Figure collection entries
■ ■ ■

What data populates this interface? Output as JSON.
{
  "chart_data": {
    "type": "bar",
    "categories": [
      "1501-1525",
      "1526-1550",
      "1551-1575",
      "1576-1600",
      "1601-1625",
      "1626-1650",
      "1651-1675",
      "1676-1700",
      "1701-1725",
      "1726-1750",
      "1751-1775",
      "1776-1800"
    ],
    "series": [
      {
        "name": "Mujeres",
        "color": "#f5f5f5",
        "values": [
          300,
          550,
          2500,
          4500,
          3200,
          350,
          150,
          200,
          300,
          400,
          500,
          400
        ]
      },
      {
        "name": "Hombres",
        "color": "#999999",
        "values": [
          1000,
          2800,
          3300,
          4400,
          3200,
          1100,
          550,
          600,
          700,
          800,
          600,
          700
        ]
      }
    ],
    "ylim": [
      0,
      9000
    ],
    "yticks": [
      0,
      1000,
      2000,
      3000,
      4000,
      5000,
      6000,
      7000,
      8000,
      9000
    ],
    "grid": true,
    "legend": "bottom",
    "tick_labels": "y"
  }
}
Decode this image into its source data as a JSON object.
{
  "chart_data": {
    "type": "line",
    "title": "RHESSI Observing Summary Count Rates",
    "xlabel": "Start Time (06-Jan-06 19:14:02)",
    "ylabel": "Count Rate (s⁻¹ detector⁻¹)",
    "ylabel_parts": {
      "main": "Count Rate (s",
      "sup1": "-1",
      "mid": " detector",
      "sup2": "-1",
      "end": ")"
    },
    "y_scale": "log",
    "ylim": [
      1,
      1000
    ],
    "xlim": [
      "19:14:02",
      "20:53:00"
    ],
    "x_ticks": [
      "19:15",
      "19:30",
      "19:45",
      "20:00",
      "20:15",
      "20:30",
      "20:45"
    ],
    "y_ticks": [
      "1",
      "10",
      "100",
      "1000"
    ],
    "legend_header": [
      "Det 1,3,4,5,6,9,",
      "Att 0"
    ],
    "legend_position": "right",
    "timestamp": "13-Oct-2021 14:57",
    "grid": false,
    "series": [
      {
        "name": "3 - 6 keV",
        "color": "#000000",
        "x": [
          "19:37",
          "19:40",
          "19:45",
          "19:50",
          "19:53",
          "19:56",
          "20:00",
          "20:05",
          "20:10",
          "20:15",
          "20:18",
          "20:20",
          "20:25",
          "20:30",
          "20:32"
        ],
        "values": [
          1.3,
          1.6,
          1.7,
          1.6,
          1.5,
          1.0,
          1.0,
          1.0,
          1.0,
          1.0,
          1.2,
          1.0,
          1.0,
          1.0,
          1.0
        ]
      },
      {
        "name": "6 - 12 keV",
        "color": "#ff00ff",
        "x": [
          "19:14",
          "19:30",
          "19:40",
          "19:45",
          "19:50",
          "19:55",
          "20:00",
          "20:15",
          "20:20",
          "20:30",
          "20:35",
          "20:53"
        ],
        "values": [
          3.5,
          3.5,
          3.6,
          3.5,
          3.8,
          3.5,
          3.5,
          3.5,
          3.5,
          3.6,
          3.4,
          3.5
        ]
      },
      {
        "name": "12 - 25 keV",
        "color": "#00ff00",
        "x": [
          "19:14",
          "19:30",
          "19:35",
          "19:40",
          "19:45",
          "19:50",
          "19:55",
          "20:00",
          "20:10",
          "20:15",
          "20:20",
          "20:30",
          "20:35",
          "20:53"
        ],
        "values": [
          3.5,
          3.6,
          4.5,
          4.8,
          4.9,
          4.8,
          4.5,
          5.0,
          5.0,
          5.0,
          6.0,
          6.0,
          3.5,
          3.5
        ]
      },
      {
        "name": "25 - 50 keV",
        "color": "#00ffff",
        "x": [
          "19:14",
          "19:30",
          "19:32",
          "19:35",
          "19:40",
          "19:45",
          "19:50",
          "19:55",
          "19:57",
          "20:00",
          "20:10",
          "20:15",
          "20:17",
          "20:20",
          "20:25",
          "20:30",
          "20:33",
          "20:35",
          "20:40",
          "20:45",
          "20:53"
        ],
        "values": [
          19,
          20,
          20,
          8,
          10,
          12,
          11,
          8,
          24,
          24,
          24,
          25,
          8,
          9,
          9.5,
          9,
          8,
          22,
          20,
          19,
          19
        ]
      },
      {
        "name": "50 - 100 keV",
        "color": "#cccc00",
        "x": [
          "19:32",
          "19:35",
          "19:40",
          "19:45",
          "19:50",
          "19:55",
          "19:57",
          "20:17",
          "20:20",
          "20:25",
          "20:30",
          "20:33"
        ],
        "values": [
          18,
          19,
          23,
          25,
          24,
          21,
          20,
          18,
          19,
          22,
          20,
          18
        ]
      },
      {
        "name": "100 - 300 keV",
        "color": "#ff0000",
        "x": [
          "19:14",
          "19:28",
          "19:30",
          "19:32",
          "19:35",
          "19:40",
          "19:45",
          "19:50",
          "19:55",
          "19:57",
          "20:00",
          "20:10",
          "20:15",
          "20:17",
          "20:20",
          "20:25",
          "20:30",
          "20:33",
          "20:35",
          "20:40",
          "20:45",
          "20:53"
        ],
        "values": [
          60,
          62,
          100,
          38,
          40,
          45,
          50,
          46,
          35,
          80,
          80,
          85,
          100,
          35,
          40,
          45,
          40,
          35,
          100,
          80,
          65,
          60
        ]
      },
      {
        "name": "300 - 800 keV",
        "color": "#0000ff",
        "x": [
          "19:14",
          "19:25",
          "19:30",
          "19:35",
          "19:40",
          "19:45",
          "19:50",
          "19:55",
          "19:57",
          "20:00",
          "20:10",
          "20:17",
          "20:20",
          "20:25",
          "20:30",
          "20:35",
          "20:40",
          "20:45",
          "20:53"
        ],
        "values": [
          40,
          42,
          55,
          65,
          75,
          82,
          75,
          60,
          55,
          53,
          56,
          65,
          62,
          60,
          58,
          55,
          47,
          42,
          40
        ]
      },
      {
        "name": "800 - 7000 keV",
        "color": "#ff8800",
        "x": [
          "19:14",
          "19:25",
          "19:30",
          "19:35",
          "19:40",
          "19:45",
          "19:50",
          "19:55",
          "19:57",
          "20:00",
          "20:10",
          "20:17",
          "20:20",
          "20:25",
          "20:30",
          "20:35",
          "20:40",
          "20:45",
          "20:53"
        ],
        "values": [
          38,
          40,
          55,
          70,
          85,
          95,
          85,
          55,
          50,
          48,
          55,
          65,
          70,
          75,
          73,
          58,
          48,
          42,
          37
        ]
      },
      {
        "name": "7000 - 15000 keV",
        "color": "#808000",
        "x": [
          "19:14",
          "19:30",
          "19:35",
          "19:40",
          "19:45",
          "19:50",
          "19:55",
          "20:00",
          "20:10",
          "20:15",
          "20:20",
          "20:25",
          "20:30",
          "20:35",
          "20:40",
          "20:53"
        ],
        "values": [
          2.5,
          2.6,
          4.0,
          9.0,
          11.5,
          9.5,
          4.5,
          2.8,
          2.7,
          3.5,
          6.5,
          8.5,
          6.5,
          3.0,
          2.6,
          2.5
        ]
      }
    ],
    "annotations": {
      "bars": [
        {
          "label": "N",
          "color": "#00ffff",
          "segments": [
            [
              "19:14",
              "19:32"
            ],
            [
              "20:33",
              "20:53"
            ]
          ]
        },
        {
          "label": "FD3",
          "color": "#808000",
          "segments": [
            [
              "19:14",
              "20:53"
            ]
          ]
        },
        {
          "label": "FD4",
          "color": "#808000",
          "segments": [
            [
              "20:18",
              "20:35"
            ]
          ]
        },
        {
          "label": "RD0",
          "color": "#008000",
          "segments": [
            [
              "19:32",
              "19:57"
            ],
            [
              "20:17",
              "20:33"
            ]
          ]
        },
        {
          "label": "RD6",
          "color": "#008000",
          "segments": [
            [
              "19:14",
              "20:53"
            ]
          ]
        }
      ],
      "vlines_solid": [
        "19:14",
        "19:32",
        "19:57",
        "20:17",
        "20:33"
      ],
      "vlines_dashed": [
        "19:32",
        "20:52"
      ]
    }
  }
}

■ ■ ■

## TASK GOAL
Identify the lines in the records above that contain the word "this", then state how many there are and nothing more.

## ANSWER
2